_What the exercise asks_.
A faithful transcription of all the data is required.

_Records shown_.
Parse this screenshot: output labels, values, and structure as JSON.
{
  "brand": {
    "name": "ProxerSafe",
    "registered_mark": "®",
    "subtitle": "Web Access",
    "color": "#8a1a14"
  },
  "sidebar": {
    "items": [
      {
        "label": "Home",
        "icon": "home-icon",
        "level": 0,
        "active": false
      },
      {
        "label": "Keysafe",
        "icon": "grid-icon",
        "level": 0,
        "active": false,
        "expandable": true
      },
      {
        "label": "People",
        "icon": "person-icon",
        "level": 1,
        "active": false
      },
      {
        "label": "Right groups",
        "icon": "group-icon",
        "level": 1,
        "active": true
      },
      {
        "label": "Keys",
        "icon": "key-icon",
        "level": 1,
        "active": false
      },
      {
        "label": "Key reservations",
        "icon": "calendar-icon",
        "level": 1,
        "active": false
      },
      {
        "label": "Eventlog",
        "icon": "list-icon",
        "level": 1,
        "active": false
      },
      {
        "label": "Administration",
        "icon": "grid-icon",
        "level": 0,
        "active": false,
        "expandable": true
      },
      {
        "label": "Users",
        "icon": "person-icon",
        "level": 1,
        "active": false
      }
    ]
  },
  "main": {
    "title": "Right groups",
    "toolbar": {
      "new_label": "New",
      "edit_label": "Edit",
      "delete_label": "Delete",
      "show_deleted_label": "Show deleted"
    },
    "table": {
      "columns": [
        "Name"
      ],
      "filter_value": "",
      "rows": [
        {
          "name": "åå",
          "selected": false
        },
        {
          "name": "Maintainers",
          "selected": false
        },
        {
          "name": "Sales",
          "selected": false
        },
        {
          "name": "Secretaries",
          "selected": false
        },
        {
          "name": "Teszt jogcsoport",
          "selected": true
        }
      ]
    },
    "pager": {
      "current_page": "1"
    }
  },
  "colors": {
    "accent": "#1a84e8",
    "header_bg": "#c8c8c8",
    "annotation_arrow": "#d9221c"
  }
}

_Solution to this task_.
Parse this screenshot: output labels, values, and structure as JSON.
{
  "brand": {
    "name": "ProxerSafe",
    "registered_mark": "®",
    "subtitle": "Web Access",
    "color": "#8a1a14"
  },
  "sidebar": {
    "items": [
      {
        "label": "Home",
        "icon": "home-icon",
        "level": 0,
        "active": false
      },
      {
        "label": "Keysafe",
        "icon": "grid-icon",
        "level": 0,
        "active": false,
        "expandable": true
      },
      {
        "label": "People",
        "icon": "person-icon",
        "level": 1,
        "active": false
      },
      {
        "label": "Right groups",
        "icon": "group-icon",
        "level": 1,
        "active": true
      },
      {
        "label": "Keys",
        "icon": "key-icon",
        "level": 1,
        "active": false
      },
      {
        "label": "Key reservations",
        "icon": "calendar-icon",
        "level": 1,
        "active": false
      },
      {
        "label": "Eventlog",
        "icon": "list-icon",
        "level": 1,
        "active": false
      },
      {
        "label": "Administration",
        "icon": "grid-icon",
        "level": 0,
        "active": false,
        "expandable": true
      },
      {
        "label": "Users",
        "icon": "person-icon",
        "level": 1,
        "active": false
      }
    ]
  },
  "main": {
    "title": "Right groups",
    "toolbar": {
      "new_label": "New",
      "edit_label": "Edit",
      "delete_label": "Delete",
      "show_deleted_label": "Show deleted"
    },
    "table": {
      "columns": [
        "Name"
      ],
      "filter_value": "",
      "rows": [
        {
          "name": "åå",
          "selected": false
        },
        {
          "name": "Maintainers",
          "selected": false
        },
        {
          "name": "Sales",
          "selected": false
        },
        {
          "name": "Secretaries",
          "selected": false
        },
        {
          "name": "Teszt jogcsoport",
          "selected": true
        }
      ]
    },
    "pager": {
      "current_page": "1"
    }
  },
  "colors": {
    "accent": "#1a84e8",
    "header_bg": "#c8c8c8",
    "annotation_arrow": "#d9221c"
  }
}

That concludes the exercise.